◆ TASK DESCRIPTION ◆
Pictures aside, write out every record exactly as it appears.
--------------------
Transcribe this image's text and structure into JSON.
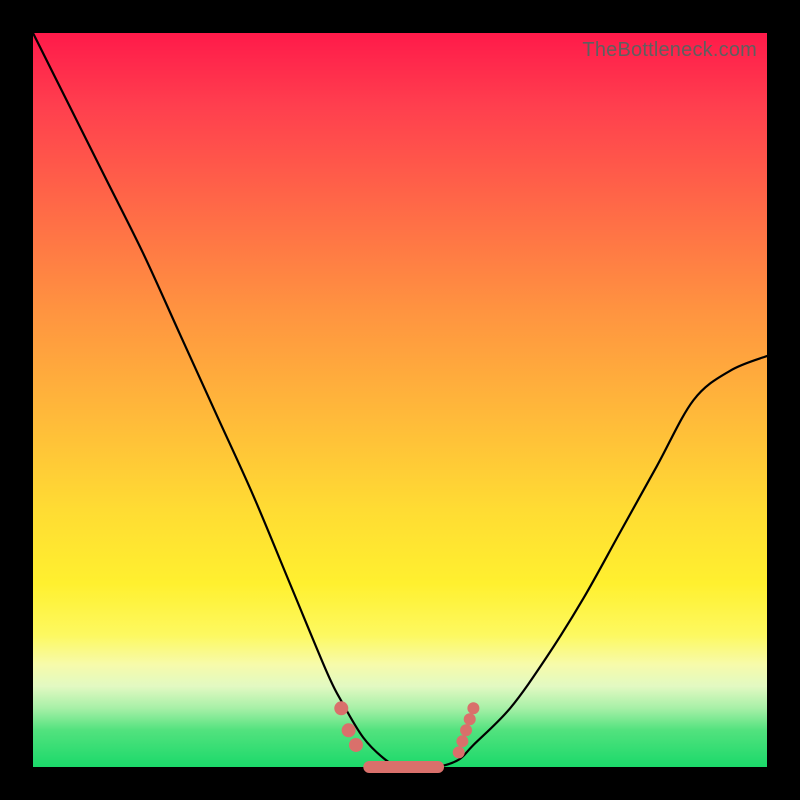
{
  "watermark": "TheBottleneck.com",
  "chart_data": {
    "type": "line",
    "title": "",
    "xlabel": "",
    "ylabel": "",
    "xlim": [
      0,
      100
    ],
    "ylim": [
      0,
      100
    ],
    "grid": false,
    "legend": false,
    "series": [
      {
        "name": "bottleneck-curve",
        "x": [
          0,
          5,
          10,
          15,
          20,
          25,
          30,
          35,
          40,
          42,
          45,
          48,
          50,
          52,
          55,
          58,
          60,
          65,
          70,
          75,
          80,
          85,
          90,
          95,
          100
        ],
        "y": [
          100,
          90,
          80,
          70,
          59,
          48,
          37,
          25,
          13,
          9,
          4,
          1,
          0,
          0,
          0,
          1,
          3,
          8,
          15,
          23,
          32,
          41,
          50,
          54,
          56
        ]
      }
    ],
    "markers": {
      "left_cluster": {
        "x": [
          42,
          43,
          44
        ],
        "y": [
          8,
          5,
          3
        ]
      },
      "right_cluster": {
        "x": [
          58,
          58.5,
          59,
          59.5,
          60
        ],
        "y": [
          2,
          3.5,
          5,
          6.5,
          8
        ]
      },
      "bottom_pill": {
        "x_start": 45,
        "x_end": 56,
        "y": 0
      }
    },
    "background_gradient": {
      "top": "#ff1a4a",
      "upper_mid": "#ffb93a",
      "lower_mid": "#fff02f",
      "bottom": "#1bd96a"
    }
  }
}
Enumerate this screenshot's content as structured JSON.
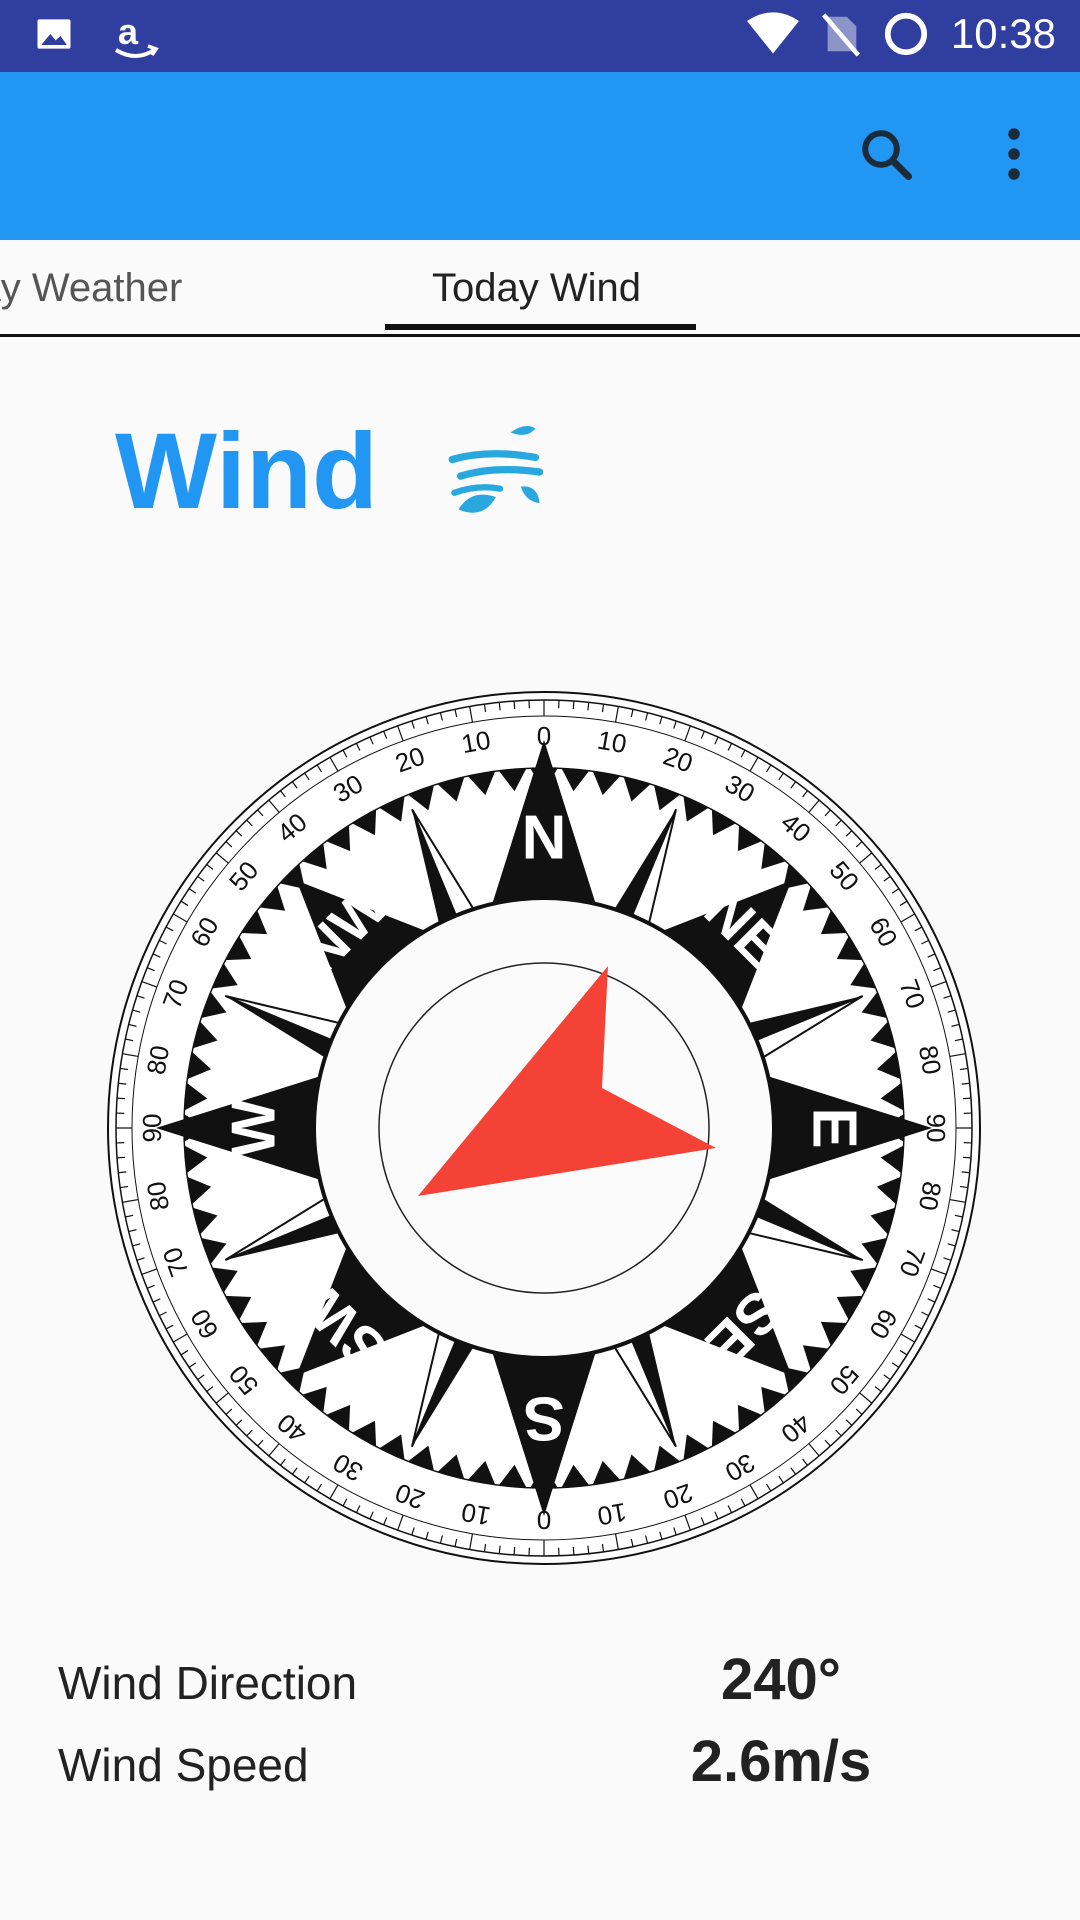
{
  "status_bar": {
    "time": "10:38",
    "background": "#303f9f",
    "icons": [
      "image-icon",
      "amazon-icon",
      "wifi-icon",
      "no-sim-icon",
      "circle-status-icon"
    ]
  },
  "app_bar": {
    "background": "#2196f3",
    "actions": [
      "search-icon",
      "more-vert-icon"
    ]
  },
  "tabs": [
    {
      "label": "Today Weather",
      "selected": false
    },
    {
      "label": "Today Wind",
      "selected": true
    }
  ],
  "wind_card": {
    "title": "Wind",
    "title_color": "#2196f3",
    "icon": "wind-leaves-icon",
    "icon_color": "#29a8e0"
  },
  "compass": {
    "cardinals": [
      "N",
      "NE",
      "E",
      "SE",
      "S",
      "SW",
      "W",
      "NW"
    ],
    "degree_labels": [
      "0",
      "10",
      "20",
      "30",
      "40",
      "50",
      "60",
      "70",
      "80",
      "90"
    ],
    "arrow_color": "#f44336",
    "direction_deg": 240
  },
  "stats": {
    "direction_label": "Wind Direction",
    "direction_value": "240°",
    "speed_label": "Wind Speed",
    "speed_value": "2.6m/s"
  }
}
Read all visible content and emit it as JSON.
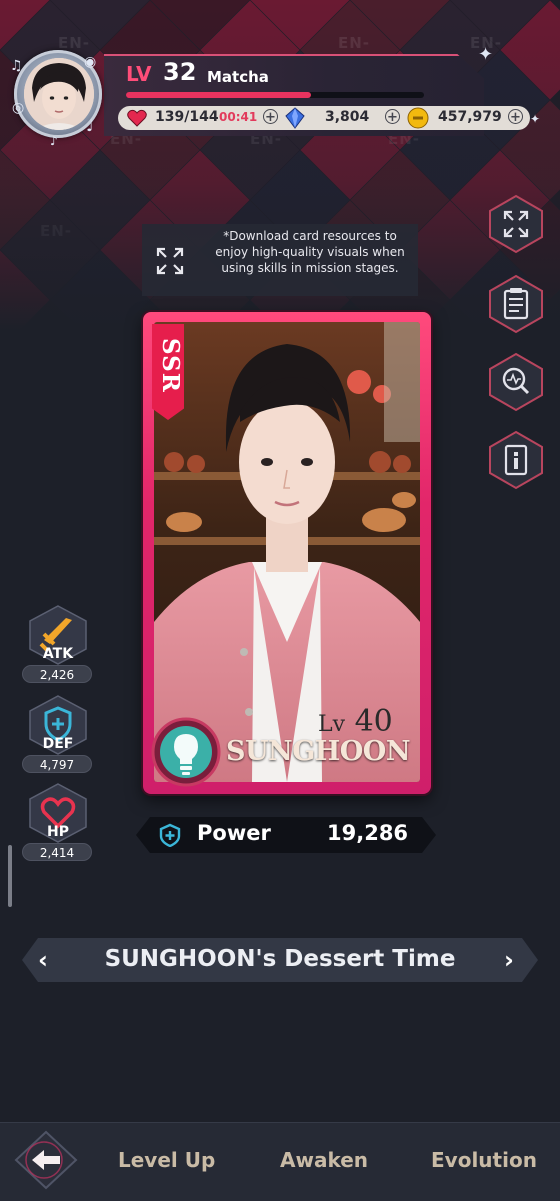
{
  "header": {
    "level_label": "LV",
    "level": "32",
    "player_name": "Matcha",
    "xp_progress": 0.62
  },
  "resources": {
    "stamina": "139/144",
    "stamina_timer": "00:41",
    "gems": "3,804",
    "coins": "457,979"
  },
  "download_tip": "*Download card resources to enjoy high-quality visuals when using skills in mission stages.",
  "card": {
    "rarity": "SSR",
    "level_label": "Lv",
    "level": "40",
    "member_name": "SUNGHOON"
  },
  "stats": {
    "atk_label": "ATK",
    "atk": "2,426",
    "def_label": "DEF",
    "def": "4,797",
    "hp_label": "HP",
    "hp": "2,414"
  },
  "power": {
    "label": "Power",
    "value": "19,286"
  },
  "card_title": "SUNGHOON's Dessert Time",
  "nav": {
    "level_up": "Level Up",
    "awaken": "Awaken",
    "evolution": "Evolution"
  },
  "background_logo": "EN-",
  "colors": {
    "accent_pink": "#ff4d79",
    "card_frame": "#e2266a",
    "nav_text": "#c9bba6"
  }
}
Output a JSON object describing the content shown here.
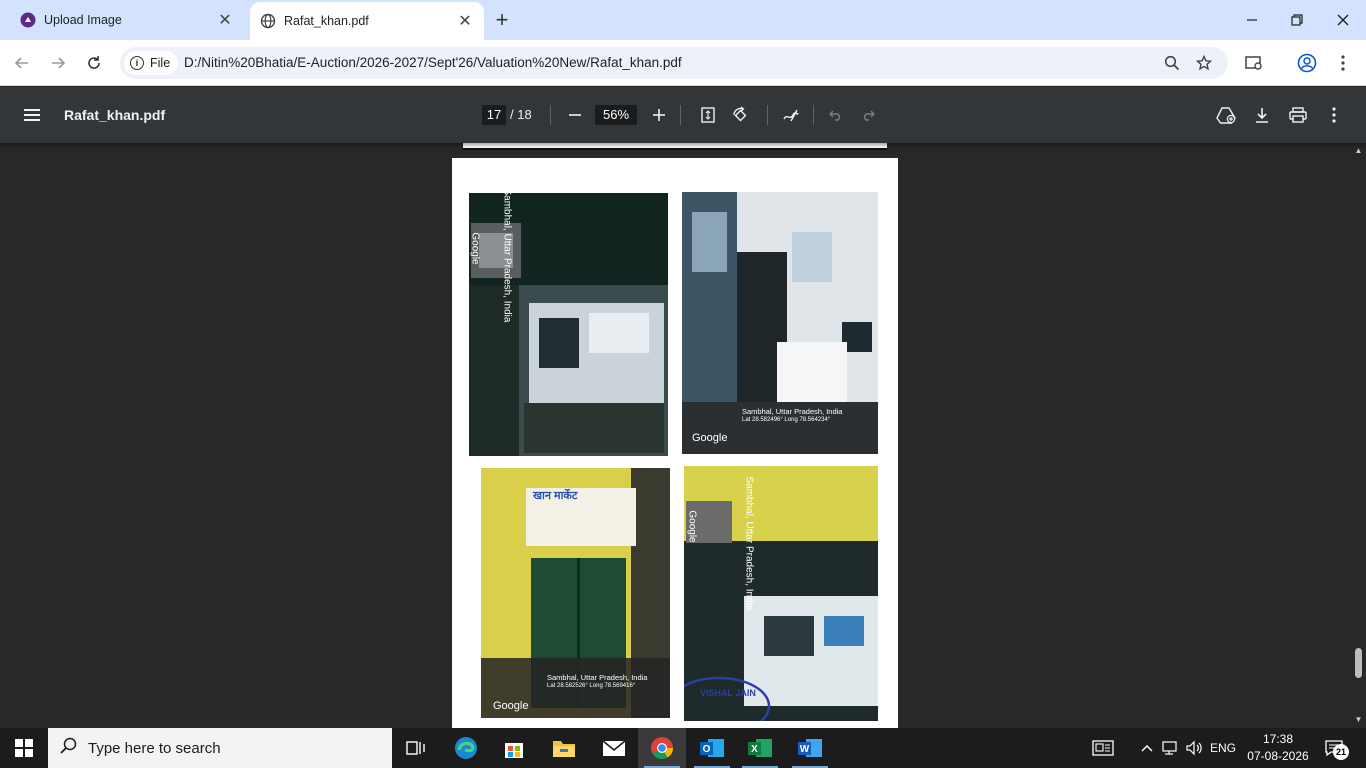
{
  "browser": {
    "tabs": [
      {
        "title": "Upload Image",
        "active": false,
        "icon": "upload-app-icon"
      },
      {
        "title": "Rafat_khan.pdf",
        "active": true,
        "icon": "globe-icon"
      }
    ],
    "scheme_chip": "File",
    "url": "D:/Nitin%20Bhatia/E-Auction/2026-2027/Sept'26/Valuation%20New/Rafat_khan.pdf"
  },
  "pdf": {
    "title": "Rafat_khan.pdf",
    "current_page": "17",
    "total_pages": "/ 18",
    "zoom": "56%"
  },
  "page_content": {
    "photo1": {
      "location": "Sambhal, Uttar Pradesh, India",
      "brand": "Google"
    },
    "photo2": {
      "location": "Sambhal, Uttar Pradesh, India",
      "brand": "Google",
      "coords": "Lat 28.582496° Long 78.564234°"
    },
    "photo3": {
      "sign_text": "खान मार्केट",
      "location": "Sambhal, Uttar Pradesh, India",
      "brand": "Google",
      "coords": "Lat 28.582526° Long 78.569416°"
    },
    "photo4": {
      "location": "Sambhal, Uttar Pradesh, India",
      "brand": "Google",
      "stamp": "VISHAL JAIN"
    }
  },
  "taskbar": {
    "search_placeholder": "Type here to search",
    "language": "ENG",
    "time": "17:38",
    "date": "07-08-2026",
    "notifications": "21"
  },
  "colors": {
    "tabstrip": "#d3e3fd",
    "pdf_toolbar": "#323639",
    "viewer_bg": "#282828",
    "taskbar": "#1c1c1c"
  }
}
--------------------
◆ SOLVED EXERCISE ◆
Transcribe this image's text and structure into JSON.
{
  "watermark": "TheBottleneck.com",
  "chart_data": {
    "type": "line",
    "title": "",
    "xlabel": "",
    "ylabel": "",
    "xlim": [
      0,
      100
    ],
    "ylim": [
      0,
      100
    ],
    "grid": false,
    "legend": false,
    "series": [
      {
        "name": "bottleneck-curve",
        "x": [
          0,
          5,
          10,
          15,
          20,
          25,
          30,
          35,
          40,
          42,
          45,
          48,
          50,
          52,
          55,
          58,
          60,
          65,
          70,
          75,
          80,
          85,
          90,
          95,
          100
        ],
        "y": [
          100,
          90,
          80,
          70,
          59,
          48,
          37,
          25,
          13,
          9,
          4,
          1,
          0,
          0,
          0,
          1,
          3,
          8,
          15,
          23,
          32,
          41,
          50,
          54,
          56
        ]
      }
    ],
    "markers": {
      "left_cluster": {
        "x": [
          42,
          43,
          44
        ],
        "y": [
          8,
          5,
          3
        ]
      },
      "right_cluster": {
        "x": [
          58,
          58.5,
          59,
          59.5,
          60
        ],
        "y": [
          2,
          3.5,
          5,
          6.5,
          8
        ]
      },
      "bottom_pill": {
        "x_start": 45,
        "x_end": 56,
        "y": 0
      }
    },
    "background_gradient": {
      "top": "#ff1a4a",
      "upper_mid": "#ffb93a",
      "lower_mid": "#fff02f",
      "bottom": "#1bd96a"
    }
  }
}
Enumerate this screenshot's content as structured JSON.
{
  "status_bar": {
    "time": "10:38",
    "background": "#303f9f",
    "icons": [
      "image-icon",
      "amazon-icon",
      "wifi-icon",
      "no-sim-icon",
      "circle-status-icon"
    ]
  },
  "app_bar": {
    "background": "#2196f3",
    "actions": [
      "search-icon",
      "more-vert-icon"
    ]
  },
  "tabs": [
    {
      "label": "Today Weather",
      "selected": false
    },
    {
      "label": "Today Wind",
      "selected": true
    }
  ],
  "wind_card": {
    "title": "Wind",
    "title_color": "#2196f3",
    "icon": "wind-leaves-icon",
    "icon_color": "#29a8e0"
  },
  "compass": {
    "cardinals": [
      "N",
      "NE",
      "E",
      "SE",
      "S",
      "SW",
      "W",
      "NW"
    ],
    "degree_labels": [
      "0",
      "10",
      "20",
      "30",
      "40",
      "50",
      "60",
      "70",
      "80",
      "90"
    ],
    "arrow_color": "#f44336",
    "direction_deg": 240
  },
  "stats": {
    "direction_label": "Wind Direction",
    "direction_value": "240°",
    "speed_label": "Wind Speed",
    "speed_value": "2.6m/s"
  }
}
Read all visible content and emit it as JSON.
{
  "header": {
    "level_label": "LV",
    "level": "32",
    "player_name": "Matcha",
    "xp_progress": 0.62
  },
  "resources": {
    "stamina": "139/144",
    "stamina_timer": "00:41",
    "gems": "3,804",
    "coins": "457,979"
  },
  "download_tip": "*Download card resources to enjoy high-quality visuals when using skills in mission stages.",
  "card": {
    "rarity": "SSR",
    "level_label": "Lv",
    "level": "40",
    "member_name": "SUNGHOON"
  },
  "stats": {
    "atk_label": "ATK",
    "atk": "2,426",
    "def_label": "DEF",
    "def": "4,797",
    "hp_label": "HP",
    "hp": "2,414"
  },
  "power": {
    "label": "Power",
    "value": "19,286"
  },
  "card_title": "SUNGHOON's Dessert Time",
  "nav": {
    "level_up": "Level Up",
    "awaken": "Awaken",
    "evolution": "Evolution"
  },
  "background_logo": "EN-",
  "colors": {
    "accent_pink": "#ff4d79",
    "card_frame": "#e2266a",
    "nav_text": "#c9bba6"
  }
}
Output a JSON object describing the content shown here.
{
  "browser": {
    "tabs": [
      {
        "title": "Upload Image",
        "active": false,
        "icon": "upload-app-icon"
      },
      {
        "title": "Rafat_khan.pdf",
        "active": true,
        "icon": "globe-icon"
      }
    ],
    "scheme_chip": "File",
    "url": "D:/Nitin%20Bhatia/E-Auction/2026-2027/Sept'26/Valuation%20New/Rafat_khan.pdf"
  },
  "pdf": {
    "title": "Rafat_khan.pdf",
    "current_page": "17",
    "total_pages": "/ 18",
    "zoom": "56%"
  },
  "page_content": {
    "photo1": {
      "location": "Sambhal, Uttar Pradesh, India",
      "brand": "Google"
    },
    "photo2": {
      "location": "Sambhal, Uttar Pradesh, India",
      "brand": "Google",
      "coords": "Lat 28.582496° Long 78.564234°"
    },
    "photo3": {
      "sign_text": "खान मार्केट",
      "location": "Sambhal, Uttar Pradesh, India",
      "brand": "Google",
      "coords": "Lat 28.582526° Long 78.569416°"
    },
    "photo4": {
      "location": "Sambhal, Uttar Pradesh, India",
      "brand": "Google",
      "stamp": "VISHAL JAIN"
    }
  },
  "taskbar": {
    "search_placeholder": "Type here to search",
    "language": "ENG",
    "time": "17:38",
    "date": "07-08-2026",
    "notifications": "21"
  },
  "colors": {
    "tabstrip": "#d3e3fd",
    "pdf_toolbar": "#323639",
    "viewer_bg": "#282828",
    "taskbar": "#1c1c1c"
  }
}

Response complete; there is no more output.